Go through the entries below and collect each line with the string "hostel" in it.
# # #
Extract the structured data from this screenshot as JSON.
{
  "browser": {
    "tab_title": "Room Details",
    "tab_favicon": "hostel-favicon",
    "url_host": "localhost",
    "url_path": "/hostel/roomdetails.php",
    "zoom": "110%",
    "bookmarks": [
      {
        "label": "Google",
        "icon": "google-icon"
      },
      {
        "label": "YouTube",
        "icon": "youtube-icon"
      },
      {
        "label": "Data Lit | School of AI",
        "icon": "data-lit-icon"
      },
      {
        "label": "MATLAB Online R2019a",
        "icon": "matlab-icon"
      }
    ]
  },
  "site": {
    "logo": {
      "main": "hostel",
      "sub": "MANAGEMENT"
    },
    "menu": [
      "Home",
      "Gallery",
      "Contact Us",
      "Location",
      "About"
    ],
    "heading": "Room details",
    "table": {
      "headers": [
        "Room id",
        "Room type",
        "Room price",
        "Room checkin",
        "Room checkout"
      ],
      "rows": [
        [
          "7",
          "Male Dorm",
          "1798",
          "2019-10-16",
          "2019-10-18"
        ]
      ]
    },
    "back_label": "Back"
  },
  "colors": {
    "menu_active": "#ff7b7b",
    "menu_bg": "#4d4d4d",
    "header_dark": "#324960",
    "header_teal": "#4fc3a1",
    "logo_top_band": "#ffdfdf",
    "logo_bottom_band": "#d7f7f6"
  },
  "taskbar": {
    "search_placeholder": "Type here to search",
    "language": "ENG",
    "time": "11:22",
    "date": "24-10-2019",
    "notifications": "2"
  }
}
# # #
--- Solution for this exercise ---
    "tab_favicon": "hostel-favicon",
    "url_path": "/hostel/roomdetails.php",
      "main": "hostel",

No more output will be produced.